**Description of the task:** Transcribe the records below exactly.

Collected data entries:
** BEGIN **

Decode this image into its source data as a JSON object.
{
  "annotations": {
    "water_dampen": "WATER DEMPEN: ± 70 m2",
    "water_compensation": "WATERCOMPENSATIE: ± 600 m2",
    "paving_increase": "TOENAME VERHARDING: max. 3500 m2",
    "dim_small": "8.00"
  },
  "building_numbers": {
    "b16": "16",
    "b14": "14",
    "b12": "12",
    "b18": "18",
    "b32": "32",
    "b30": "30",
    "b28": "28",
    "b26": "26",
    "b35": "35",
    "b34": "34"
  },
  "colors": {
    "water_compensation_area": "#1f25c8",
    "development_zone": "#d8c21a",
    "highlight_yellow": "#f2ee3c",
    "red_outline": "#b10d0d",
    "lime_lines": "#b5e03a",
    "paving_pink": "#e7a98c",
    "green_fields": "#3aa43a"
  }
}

** END **

**Written answer:**
Decode this image into its source data as a JSON object.
{
  "annotations": {
    "water_dampen": "WATER DEMPEN: ± 70 m2",
    "water_compensation": "WATERCOMPENSATIE: ± 600 m2",
    "paving_increase": "TOENAME VERHARDING: max. 3500 m2",
    "dim_small": "8.00"
  },
  "building_numbers": {
    "b16": "16",
    "b14": "14",
    "b12": "12",
    "b18": "18",
    "b32": "32",
    "b30": "30",
    "b28": "28",
    "b26": "26",
    "b35": "35",
    "b34": "34"
  },
  "colors": {
    "water_compensation_area": "#1f25c8",
    "development_zone": "#d8c21a",
    "highlight_yellow": "#f2ee3c",
    "red_outline": "#b10d0d",
    "lime_lines": "#b5e03a",
    "paving_pink": "#e7a98c",
    "green_fields": "#3aa43a"
  }
}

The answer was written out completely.